Exercise task -
Quote verbatim the rows from the line containing "y-tick-label: 2.35% [7,560,71,586]" through the line containing "y-tick-label: 2.50% [7,216,71,242]", including both of those lines.

(Extracted records)

• • •

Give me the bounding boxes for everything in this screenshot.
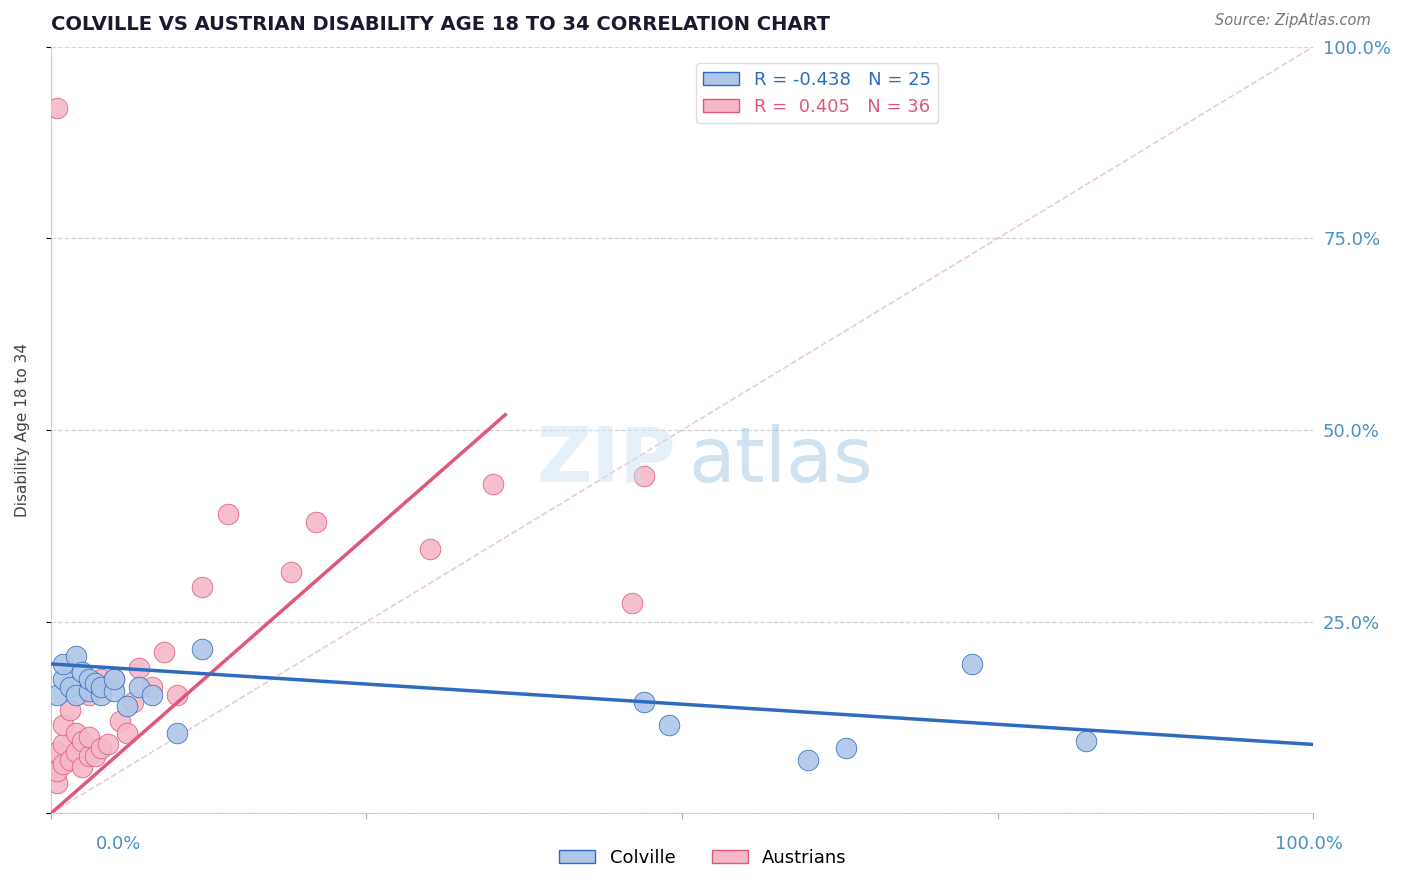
Text: Source: ZipAtlas.com: Source: ZipAtlas.com — [1215, 13, 1371, 28]
Point — [166, 688, 188, 702]
Point — [77, 683, 100, 698]
Point — [141, 688, 163, 702]
Point — [46, 688, 69, 702]
Point — [90, 741, 112, 756]
Point — [103, 673, 125, 687]
Point — [153, 645, 176, 659]
Point — [305, 515, 328, 529]
Point — [77, 730, 100, 744]
Point — [65, 726, 87, 740]
Point — [217, 508, 239, 522]
Text: 100.0%: 100.0% — [1275, 835, 1343, 853]
Point — [46, 101, 69, 115]
Y-axis label: Disability Age 18 to 34: Disability Age 18 to 34 — [15, 343, 30, 517]
Point — [52, 738, 75, 752]
Point — [72, 733, 94, 747]
Point — [72, 760, 94, 774]
Point — [191, 580, 214, 594]
Point — [835, 741, 858, 756]
Point — [620, 596, 643, 610]
Point — [122, 695, 145, 709]
Point — [90, 673, 112, 687]
Point — [84, 676, 107, 690]
Point — [280, 565, 302, 579]
Point — [52, 718, 75, 732]
Point — [128, 680, 150, 694]
Point — [633, 695, 655, 709]
Point — [52, 756, 75, 771]
Text: atlas: atlas — [689, 424, 873, 498]
Point — [77, 748, 100, 763]
Point — [419, 541, 441, 556]
Point — [191, 641, 214, 656]
Point — [128, 661, 150, 675]
Legend: R = -0.438   N = 25, R =  0.405   N = 36: R = -0.438 N = 25, R = 0.405 N = 36 — [696, 63, 938, 123]
Point — [84, 748, 107, 763]
Point — [633, 469, 655, 483]
Text: ZIP: ZIP — [536, 424, 676, 498]
Point — [46, 745, 69, 759]
Point — [77, 688, 100, 702]
Point — [52, 673, 75, 687]
Point — [65, 688, 87, 702]
Point — [65, 649, 87, 664]
Point — [59, 753, 82, 767]
Point — [1074, 733, 1097, 747]
Point — [115, 726, 138, 740]
Point — [72, 665, 94, 679]
Point — [59, 680, 82, 694]
Point — [97, 738, 120, 752]
Point — [90, 680, 112, 694]
Point — [141, 680, 163, 694]
Point — [110, 714, 132, 729]
Text: COLVILLE VS AUSTRIAN DISABILITY AGE 18 TO 34 CORRELATION CHART: COLVILLE VS AUSTRIAN DISABILITY AGE 18 T… — [51, 15, 830, 34]
Point — [46, 776, 69, 790]
Legend: Colville, Austrians: Colville, Austrians — [553, 842, 853, 874]
Point — [115, 699, 138, 714]
Point — [65, 745, 87, 759]
Point — [962, 657, 984, 671]
Point — [103, 683, 125, 698]
Point — [658, 718, 681, 732]
Point — [797, 753, 820, 767]
Point — [166, 726, 188, 740]
Point — [481, 476, 503, 491]
Text: 0.0%: 0.0% — [96, 835, 141, 853]
Point — [77, 673, 100, 687]
Point — [90, 688, 112, 702]
Point — [59, 703, 82, 717]
Point — [52, 657, 75, 671]
Point — [103, 673, 125, 687]
Point — [46, 764, 69, 779]
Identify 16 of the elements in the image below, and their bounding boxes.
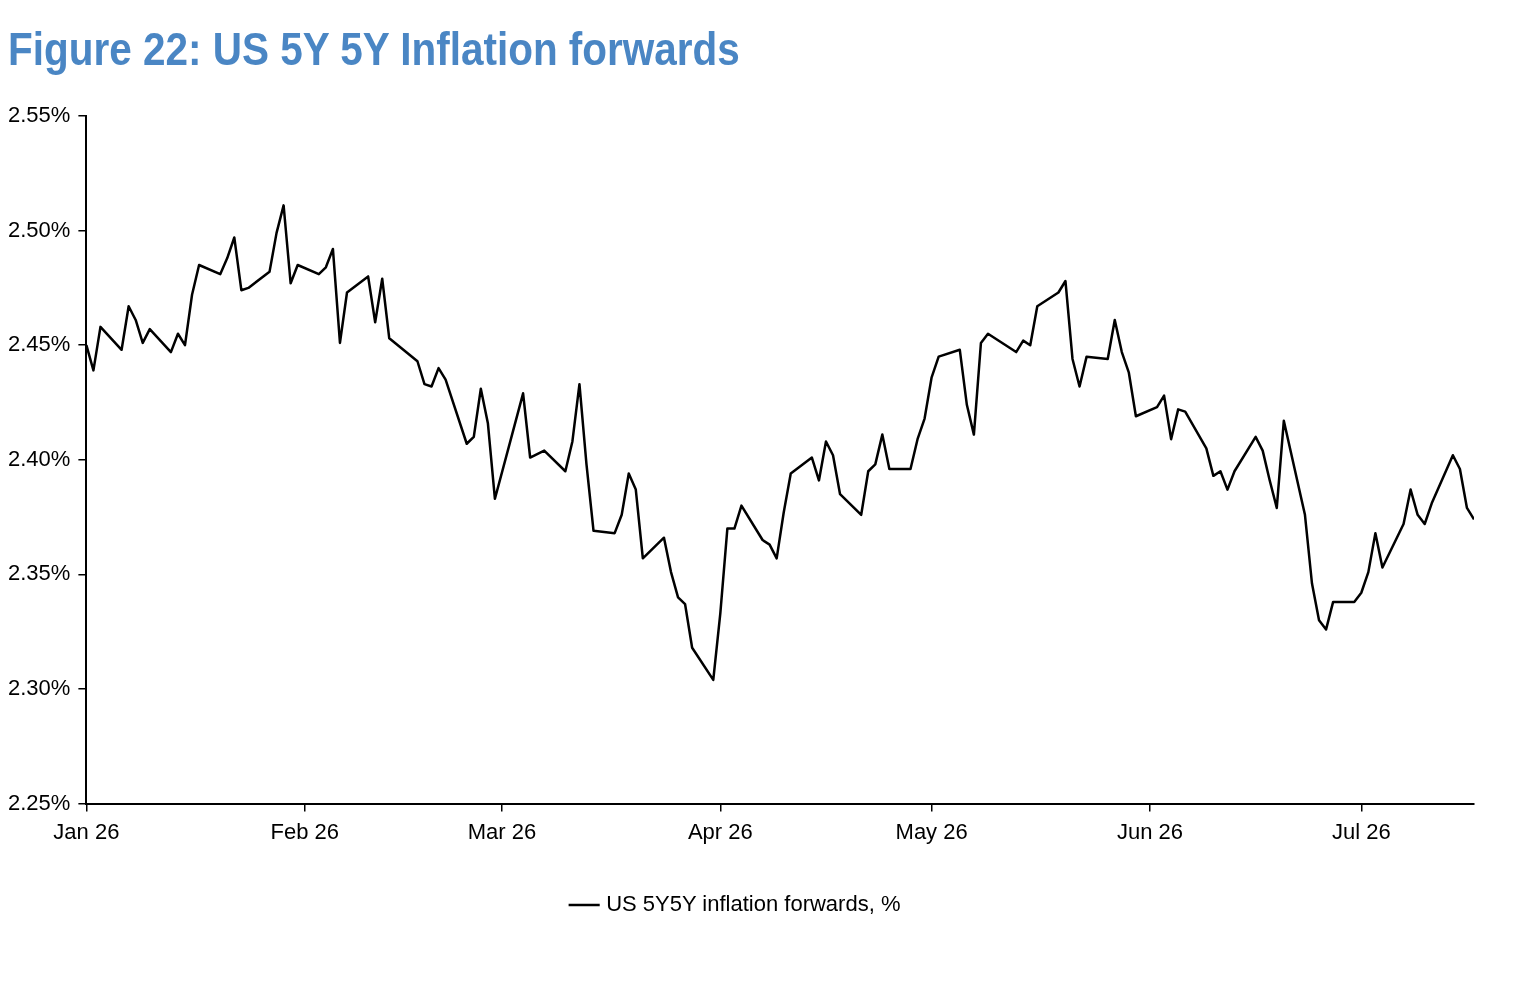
y-tick-label: 2.35% [7,560,71,586]
chart-title: Figure 22: US 5Y 5Y Inflation forwards [8,22,741,76]
y-tick-label: 2.30% [7,675,71,701]
x-tick-label: Jun 26 [1116,818,1184,844]
y-tick-label: 2.40% [7,445,71,471]
x-tick-label: Apr 26 [687,818,753,844]
x-tick-label: May 26 [895,818,968,844]
x-tick-label: Feb 26 [270,818,339,844]
y-tick-label: 2.50% [7,216,71,242]
x-tick-label: Jan 26 [53,818,120,844]
x-tick-label: Mar 26 [467,818,537,844]
y-tick-label: 2.45% [7,331,71,357]
y-tick-label: 2.55% [7,102,71,128]
y-tick-label: 2.25% [7,789,71,815]
legend-label: US 5Y5Y inflation forwards, % [606,891,901,917]
x-tick-label: Jul 26 [1331,818,1391,844]
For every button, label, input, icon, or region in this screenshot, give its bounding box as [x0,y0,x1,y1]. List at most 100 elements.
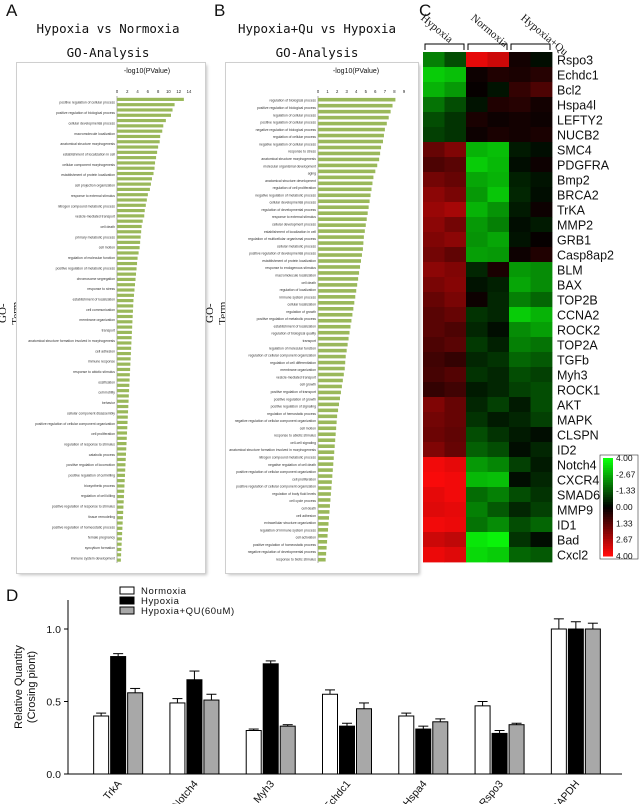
panel-b-bar [318,139,383,144]
heatmap-cell [444,412,467,428]
panel-b-term-label: negative regulation of metabolic process [255,193,316,197]
heatmap-cell [444,457,467,473]
panel-b-bar [318,103,393,108]
panel-d-ylabel: Relative Quantity(Crosing piont) [13,645,38,729]
panel-b-tick-label: 1 [326,89,329,94]
panel-a-term-label: positive regulation of cell killing [68,474,115,478]
heatmap-cell [509,157,531,173]
panel-b-bar [318,462,334,466]
panel-a-bar [117,399,129,403]
panel-b-bar [318,324,351,329]
heatmap-dendrogram [510,43,551,50]
colorbar-frame [599,454,639,560]
panel-b-term-label: positive regulation of metabolic process [257,317,317,321]
heatmap-cell [509,187,531,203]
heatmap-cell [444,232,467,248]
panel-b-subtitle: GO-Analysis [275,45,359,60]
panel-label-d: D [6,586,19,605]
panel-b-term-label: regulation of immune system process [260,528,316,532]
panel-b-bar [318,169,376,174]
panel-d-ytick-label: 0.0 [46,769,61,781]
panel-b-bar [318,342,348,347]
colorbar-segment [603,480,613,483]
heatmap-cell [509,82,531,98]
heatmap-cell [509,97,531,113]
panel-a-bar [117,171,154,176]
heatmap-cell [444,487,467,503]
panel-d-bar [322,693,338,775]
panel-b-bar [318,534,328,538]
heatmap-cell [487,367,510,383]
heatmap-cell [530,337,553,353]
panel-a-bar [117,108,173,112]
panel-a-bar [117,235,141,239]
panel-b-term-label: positive regulation of cellular process [260,121,316,125]
panel-a-bar [117,251,139,255]
heatmap-cell [530,502,553,518]
heatmap-cell [466,427,488,443]
colorbar-segment [603,509,613,513]
heatmap-cell [444,352,467,368]
colorbar-segment [603,516,613,520]
panel-b-bar [318,253,362,257]
heatmap-gene-label: CXCR4 [557,473,599,487]
panel-b-tick-label: 9 [403,89,406,94]
colorbar-segment [603,536,613,540]
panel-a-bar [117,489,125,493]
panel-label-a: A [6,1,18,20]
heatmap-cell [444,427,467,443]
heatmap-dendrogram [424,43,465,50]
heatmap-cell [423,97,445,113]
heatmap-cell [509,352,531,368]
panel-b-term-label: negative regulation of cellular process [259,142,316,146]
panel-a-bar [117,479,125,483]
panel-b-bar [318,522,329,526]
heatmap-cell [444,322,467,338]
heatmap-cell [509,67,531,83]
panel-a-bar [117,378,130,382]
panel-b-bar [318,444,335,448]
panel-a-term-label: positive regulation of locomotion [67,463,116,467]
heatmap-cell [423,472,445,488]
panel-a-bar [117,537,122,541]
panel-b-term-label: positive regulation of developmental pro… [249,252,316,256]
heatmap-cell [444,127,467,143]
panel-d-bar [567,628,584,775]
panel-a-bar [117,325,133,329]
panel-b-bar [318,480,332,484]
panel-b-term-label: establishment of localization [274,324,317,328]
panel-a-term-label: regulation of cell killing [81,494,115,498]
heatmap-cell [509,442,531,458]
heatmap-cell [423,127,445,143]
panel-a-bar [117,415,128,419]
panel-b-bar [318,306,354,311]
heatmap-cell [444,292,467,308]
panel-a-bar [117,124,164,128]
heatmap-cell [444,97,467,113]
heatmap-cell [444,307,467,323]
heatmap-cell [509,322,531,338]
panel-d-bar [584,628,601,775]
heatmap-cell [423,112,445,128]
panel-d-bar [127,692,144,775]
heatmap-gene-label: ID2 [557,443,577,457]
panel-a-term-label: syncytium formation [85,546,115,550]
panel-a-bar [117,341,132,345]
panel-a-bar [117,161,156,165]
panel-a-bar [117,103,175,107]
panel-b-term-label: cellular development process [272,223,316,227]
panel-b-term-label: negative regulation of cell death [268,463,316,467]
heatmap-cell [509,397,531,413]
heatmap-cell [487,487,510,503]
heatmap-cell [423,247,445,263]
panel-b-bar [318,289,357,293]
heatmap-cell [509,202,531,218]
colorbar-segment [603,482,613,486]
colorbar-segment [603,521,613,525]
panel-a-bar [117,113,171,117]
panel-b-bar [318,516,329,520]
heatmap-cell [444,397,467,413]
colorbar-label: 4.00 [616,453,633,463]
heatmap-cell [487,277,510,293]
panel-a-term-label: transport [102,329,115,333]
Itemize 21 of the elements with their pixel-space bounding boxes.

• • •

Solution for this task -
y-tick-label: 2.35% [7,560,71,586]
chart-title: Figure 22: US 5Y 5Y Inflation forwards [8,22,741,76]
y-tick-label: 2.30% [7,675,71,701]
x-tick-label: Jun 26 [1116,818,1184,844]
y-tick-label: 2.40% [7,445,71,471]
x-tick-label: Apr 26 [687,818,753,844]
x-tick-label: May 26 [895,818,968,844]
x-tick-label: Feb 26 [270,818,339,844]
y-tick-label: 2.50% [7,216,71,242]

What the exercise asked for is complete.